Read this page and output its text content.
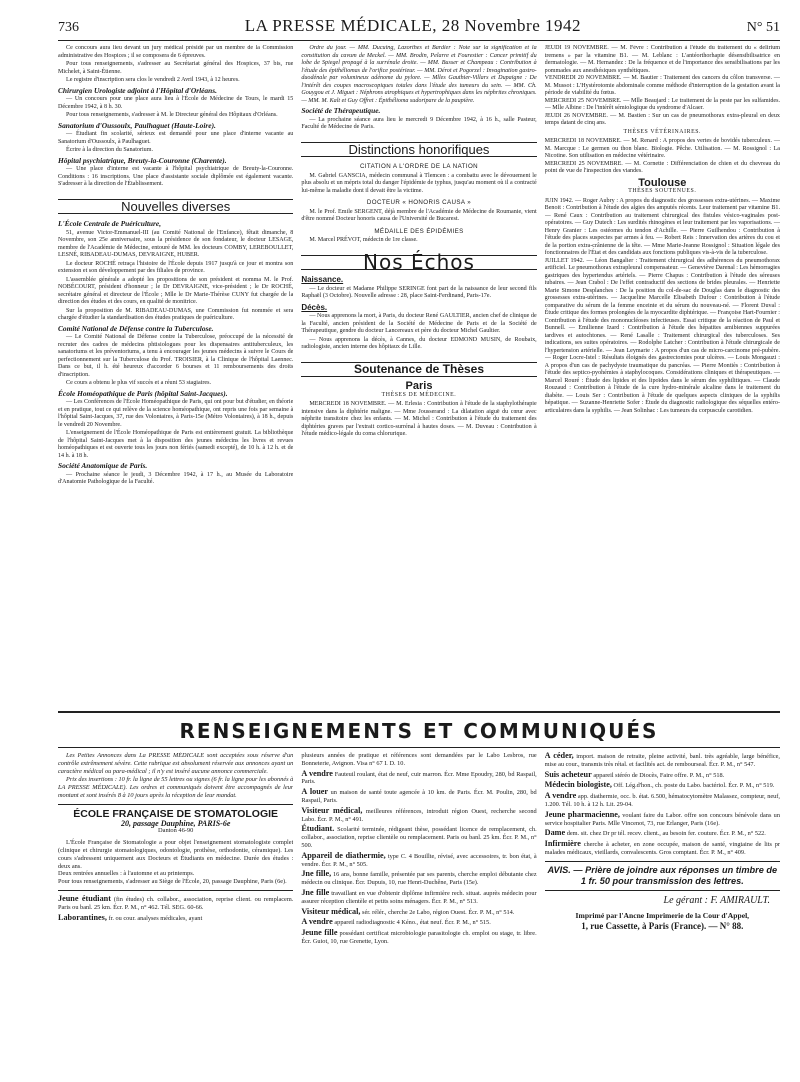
736	LA PRESSE MÉDICALE, 28 Novembre 1942	N° 51

Ce concours aura lieu devant un jury médical présidé par un membre de la Commission administrative des Hospices ; il se composera de 6 épreuves.

Pour tous renseignements, s'adresser au Secrétariat général des Hospices, 37 bis, rue Michelet, à Saint-Étienne.

Le registre d'inscription sera clos le vendredi 2 Avril 1943, à 12 heures.

Chirurgien Urologiste adjoint à l'Hôpital d'Orléans.

— Un concours pour une place aura lieu à l'École de Médecine de Tours, le mardi 15 Décembre 1942, à 8 h. 30.

Pour tous renseignements, s'adresser à M. le Directeur général des Hôpitaux d'Orléans.

Sanatorium d'Oussoulx, Paulhaguet (Haute-Loire).

— Étudiant fin scolarité, sérieux est demandé pour une place d'interne vacante au Sanatorium d'Oussoulx, à Paulhaguet.

Écrire à la direction du Sanatorium.

Hôpital psychiatrique, Breuty-la-Couronne (Charente).

— Une place d'interne est vacante à l'hôpital psychiatrique de Breuty-la-Couronne. Conditions : 16 inscriptions. Une place d'assistante sociale diplômée est également vacante. S'adresser à la direction de l'Établissement.

Nouvelles diverses
L'École Centrale de Puériculture,

51, avenue Victor-Emmanuel-III (au Comité National de l'Enfance), fêtait dimanche, 8 Novembre, son 25e anniversaire, sous la présidence de son fondateur, le docteur LESAGE, membre de l'Académie de Médecine, entouré de MM. les docteurs COMBY, LEREBOULLET, LESNÉ, RIBADEAU-DUMAS, DEVRAIGNE, HUBER.

Le docteur ROCHÉ retraça l'histoire de l'École depuis 1917 jusqu'à ce jour et montra son extension et son développement par des filiales de province.

L'assemblée générale a adopté les propositions de son président et nomma M. le Prof. NOBÉCOURT, président d'honneur ; le Dr DEVRAIGNE, vice-président ; le Dr ROCHÉ, secrétaire général et directeur de l'École ; Mlle le Dr Marie-Thérèse CUNY fut chargée de la direction des études et des cours, en qualité de monitrice.

Sur la proposition de M. RIBADEAU-DUMAS, une Commission fut nommée et sera chargée d'étudier la standardisation des études pratiques de puériculture.

Comité National de Défense contre la Tuberculose.

— Le Comité National de Défense contre la Tuberculose, préoccupé de la nécessité de recruter des cadres de médecins phtisiologues pour les dispensaires antituberculeux, les sanatoriums et les préventoriums, a tenu à encourager les jeunes médecins à suivre le Cours de perfectionnement sur la Tuberculose du Prof. TROISIER, à la Clinique de l'hôpital Laennec. Dans ce but, il h. été heureux d'accorder 6 bourses et 11 remboursements des droits d'inscription.

Ce cours a obtenu le plus vif succès et a réuni 53 stagiaires.

École Homéopathique de Paris (hôpital Saint-Jacques).

— Les Conférences de l'École Homéopathique de Paris, qui ont pour but d'étudier, en théorie et en pratique, tout ce qui relève de la science homéopathique, ont repris une fois par semaine à l'hôpital Saint-Jacques, 37, rue des Volontaires, à Paris-15e (Métro Volontaires), à 18 h., depuis le vendredi 20 Novembre.

L'enseignement de l'École Homéopathique de Paris est entièrement gratuit. La bibliothèque de l'hôpital Saint-Jacques met à la disposition des jeunes médecins les livres et revues homéopathiques et est ouverte tous les jours non fériés (samedi excepté), de 10 h. à 12 h. et de 14 h. à 18 h.

Société Anatomique de Paris.

— Prochaine séance le jeudi, 3 Décembre 1942, à 17 h., au Musée du Laboratoire d'Anatomie Pathologique de la Faculté.

Ordre du jour. — MM. Ducuing, Lazorthes et Bardier : Note sur la signification et la constitution du cavum de Meckel. — MM. Brodin, Pelarre et Fourestier : Cancer primitif du lobe de Spiegel propagé à la surrénale droite. — MM. Busser et Champeau : Contribution à l'étude des épithéliomas de l'orifice postérieur. — MM. Dérot et Pogorzel : Invagination gastro-duodénale par volumineux adénome du pylore. — Mlles Gauthier-Villars et Dupaigne : De l'intérêt des coupes macroscopiques totales dans l'étude des tumeurs du sein. — MM. Ch. Gouygou et J. Miguet : Néphrons atrophiques et hypertrophiques dans les néphrites chroniques. — MM. M. Kalt et Guy Offret : Épithélioma sudoripare de la paupière.

Société de Thérapeutique.

— La prochaine séance aura lieu le mercredi 9 Décembre 1942, à 16 h., salle Pasteur, Faculté de Médecine de Paris.

Distinctions honorifiques
CITATION A L'ORDRE DE LA NATION

M. Gabriel GANSCIA, médecin communal à Tlemcen : a combattu avec le dévouement le plus absolu et un mépris total du danger l'épidémie de typhus, jusqu'au moment où il a contracté lui-même la maladie dont il devait être la victime.

DOCTEUR « HONORIS CAUSA »

M. le Prof. Emile SERGENT, déjà membre de l'Académie de Médecine de Roumanie, vient d'être nommé Docteur honoris causa de l'Université de Bucarest.

MÉDAILLE DES ÉPIDÉMIES

M. Marcel PRÉVOT, médecin de 1re classe.

Nos Échos
Naissance.

— Le docteur et Madame Philippe SERINGE font part de la naissance de leur second fils Raphaël (3 Octobre). Nouvelle adresse : 28, place Saint-Ferdinand, Paris-17e.

Décès.

— Nous apprenons la mort, à Paris, du docteur René GAULTIER, ancien chef de clinique de la Faculté, ancien président de la Société de Médecine de Paris et de la Société de Thérapeutique, gendre du docteur Lancereaux et père du docteur Michel Gaultier.

— Nous apprenons la décès, à Cannes, du docteur EDMOND MUSIN, de Roubaix, radiologiste, ancien interne des hôpitaux de Lille.

Soutenance de Thèses
Paris
THÈSES DE MÉDECINE.

MERCREDI 18 NOVEMBRE. — M. Erlesia : Contribution à l'étude de la staphylothérapie intensive dans la diphtérie maligne. — Mme Jousserand : La dilatation aiguë du cœur avec néphrite transitoire chez les enfants. — M. Michel : Contribution à l'étude du traitement des diphtéries graves par l'extrait cortico-surrénal à hautes doses. — M. Duveau : Contribution à l'étude médico-légale du coma chlorurique.

JEUDI 19 NOVEMBRE. — M. Fèvre : Contribution à l'étude du traitement du « delirium tremens » par la vitamine B1. — M. Leblanc : L'antéorthorhapie désensibilisatrice en dermatologie. — M. Hernandez : De la fréquence et de l'importance des sensibilisations par les pommades aux anesthésiques synthétiques.
VENDREDI 20 NOVEMBRE. — M. Bautier : Traitement des cancers du côlon transverse. — M. Mussot : L'Hystérotomie abdominale comme méthode d'interruption de la gestation avant la période de viabilité du fœtus.
MERCREDI 25 NOVEMBRE. — Mlle Beaujard : Le traitement de la peste par les sulfamides. — Mlle Albine : De l'intérêt sémiologique du syndrome d'Alcaer.
JEUDI 26 NOVEMBRE. — M. Bastien : Sur un cas de pneumothorax extra-pleural en deux temps datant de cinq ans.

THÈSES VÉTÉRINAIRES.

MERCREDI 18 NOVEMBRE. — M. Renard : A propos des vertes de bovidés tuberculeux. — M. Marcque : Le germen ou thon blanc. Biologie. Pêche. Utilisation. — M. Rossignol : La Nicotine. Son utilisation en médecine vétérinaire.
MERCREDI 25 NOVEMBRE. — M. Cornette : Différenciation de chien et du chevreau du point de vue de l'inspection des viandes.

Toulouse
THÈSES SOUTENUES.

JUIN 1942. — Roger Aubry : A propos du diagnostic des grossesses extra-utérines. — Maxime Benoit : Contribution à l'étude des algies des amputés récents. Leur traitement par vitamine B1. — René Caux : Contribution au traitement chirurgical des fistules vésico-vaginales post-opératoires. — Guy Dutech : Les surdités rhinogènes et leur traitement par les vaporisations. — Henry Granier : Les ostéomes du tendon d'Achille. — Pierre Guilhendou : Contribution à l'étude des places suspectes par armes à feu. — Robert Reis : Innervation des artères du cou et de la portion extra-crânienne de la tête. — Mme Marie-Jeanne Rossignol : Situation légale des fonctionnaires de l'État et des candidats aux fonctions publiques vis-à-vis de la tuberculose.
JUILLET 1942. — Léon Bangalier : Traitement chirurgical des adhérences du pneumothorax artificiel. Le pneumothorax extrapleural compensateur. — Geneviève Darenal : Les hémorragies gastriques des hypertendus artériels. — Pierre Chapus : Contribution à l'étude des séreuses tubaires. — Jean Crabol : De l'effet contraductif des sections de brides pleurales. — Henriette Marie Simone Desplanches : De la position du col-de-sac de Douglas dans le diagnostic des grossesses extra-utérines. — Jacqueline Marcelle Elisabeth Dufour : Contribution à l'étude comparative du sérum de la femme enceinte et du sérum du nouveau-né. — Florent Duval : Étude critique des formes prolongées de la myocardite diphtérique. — Françoise Hart-Fournier : Contribution à l'étude des mononucléoses infectieuses. Essai critique de la réaction de Paul et Bunnell. — Emilienne Izard : Contribution à l'étude des hépatites amibiennes suppurées tardives et autochtones. — René Lasalle : Traitement chirurgical des tuberculoses. Ses indications, ses suites opératoires. — Rodolphe Latcher : Contribution à l'étude chirurgicale de l'hypertension artérielle. — Jean Leymarie : A propos d'un cas de micro-carcinome pré-pubère. — Roger Locre-Istel : Résultats éloignés des gastrectomies pour ulcères. — Louis Mongauzi : A propos d'un cas de pachydyste traumatique du pancréas. — Pierre Montiès : Contribution à l'étude des septico-pyohémies à staphylocoques. Considérations cliniques et thérapeutiques. — Marcel Rouré : Étude des lipides et des lipoïdes dans le sérum des syphilitiques. — Claude Rouzaud : Contribution à l'étude de la cure hydro-minérale alcaline dans le traitement du diabète. — Louis Ser : Contribution à l'étude de quelques aspects cliniques de la syphilis hépatique. — Suzanne-Henriette Sofer : Étude du diagnostic radiologique des séquelles entéro-articulaires dans la syphilis. — Jean Solinhac : Les tumeurs du corpuscule carotidien.

RENSEIGNEMENTS ET COMMUNIQUÉS

Les Petites Annonces dans La PRESSE MÉDICALE sont acceptées sous réserve d'un contrôle extrêmement sévère. Cette rubrique est absolument réservée aux annonces ayant un caractère médical ou para-médical ; il n'y est inséré aucune annonce commerciale.

Prix des insertions : 10 fr. la ligne de 55 lettres ou signes (6 fr. la ligne pour les abonnés à LA PRESSE MÉDICALE). Les ordres et communiqués doivent être accompagnés de leur montant et sont insérés 8 à 10 jours après la réception de leur mandat.

ÉCOLE FRANÇAISE DE STOMATOLOGIE
20, passage Dauphine, PARIS-6e
Danton 46-90

L'École Française de Stomatologie a pour objet l'enseignement stomatologiste complet (clinique et chirurgie stomatologiques, odontologie, prothèse, orthodontie, céramique). Les cours s'adressent uniquement aux Docteurs et Étudiants en médecine. Durée des études : deux ans.
Deux rentrées annuelles : à l'automne et au printemps.
Pour tous renseignements, s'adresser au Siège de l'École, 20, passage Dauphine, Paris (6e).

Jeune étudiant (fin études) ch. collabor., association, reprise client. ou remplacem. Paris ou banl. 25 km. Écr. P. M., n° 462. Tél. SEG. 60-66.
Laborantines, fr. ou cour. analyses médicales, ayant
plusieurs années de pratique et références sont demandées par le Labo Lesbros, rue Bonneterie, Avignon. Visa n° 67 I. D. 10.
A vendre Fauteuil roulant, état de neuf, cuir marron. Écr. Mme Epoudry, 280, bd Raspail, Paris.
A louer un maison de santé toute agencée à 10 km. de Paris. Écr. M. Poulin, 280, bd Raspail, Paris.
Visiteur médical, meilleures références, introduit région Ouest, recherche second Labo. Écr. P. M., n° 491.
Étudiant. Scolarité terminée, rédigeant thèse, possédant licence de remplacement, ch. collabor., association, reprise clientèle ou remplacement. Paris ou banl. 25 km. Écr. P. M., n° 500.
Appareil de diathermie, type C. 4 Bouillte, révisé, avec accessoires, tr. bon état, à vendre. Écr. P. M., n° 505.
Jne fille, 16 ans, bonne famille, présentée par ses parents, cherche emploi débutante chez médecin ou clinique. Écr. Dupuis, 10, rue Henri-Duchêne, Paris (15e).
Jne fille travaillant en vue d'obtenir diplôme infirmière rech. situat. auprès médecin pour assurer réception clientèle et petits soins ménagers. Écr. P. M., n° 513.
Visiteur médical, sér. rélér., cherche 2e Labo, région Ouest. Écr. P. M., n° 514.
A vendre appareil radiodiagnostic 4 Kéno., état neuf. Écr. P. M., n° 515.
Jeune fille possédant certificat microbiologie parasitologie ch. emploi ou stage, tr. libre. Écr. Guiot, 10, rue Grenette, Lyon.
A céder, import. maison de retraite, pleine activité, banl. très agréable, large bénéfice, mise au cour., transmis très rétal. et facilités act. de rembourseal. Écr. P. M., n° 547.
Suis acheteur appareil stéréo de Diocès, Faire offre. P. M., n° 518.
Médecin biologiste, Off. Lég.d'hon., ch. poste du Labo. bactériol. Écr. P. M., n° 519.
A vendre app. diathermie, occ. b. état. 6.500, hématocytomètre Malassez, compteur, neuf, 1.200. Tél. 10 h. à 12 h. Lit. 29-04.
Jeune pharmacienne, voulant faire du Labor. offre son concours bénévole dans un service hospitalier Paris. Mlle Vincenot, 73, rue Erlanger, Paris (16e).
Dame dem. sit. chez Dr pr tél. recev. client., au besoin fer. couture. Écr. P. M., n° 522.
Infirmière cherche à acheter, en zone occupée, maison de santé, vingtaine de lits pr malades médicaux, vieillards, convalescents. Gros comptant. Écr. P. M., n° 409.
AVIS. — Prière de joindre aux réponses un timbre de 1 fr. 50 pour transmission des lettres.
Le gérant : F. AMIRAULT.
Imprimé par l'Ancne Imprimerie de la Cour d'Appel,
1, rue Cassette, à Paris (France). — N° 88.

============================================================

Exercise description – From the listing above, copy every line that holds the string "Nous".

Response below –
— Nous apprenons la mort, à Paris, du docteur René GAULTIER, ancien chef de clinique de la Faculté, ancien président de la Société de Médecine de Paris et de la Société de Thérapeutique, gendre du docteur Lancereaux et père du docteur Michel Gaultier.
— Nous apprenons la décès, à Cannes, du docteur EDMOND MUSIN, de Roubaix, radiologiste, ancien interne des hôpitaux de Lille.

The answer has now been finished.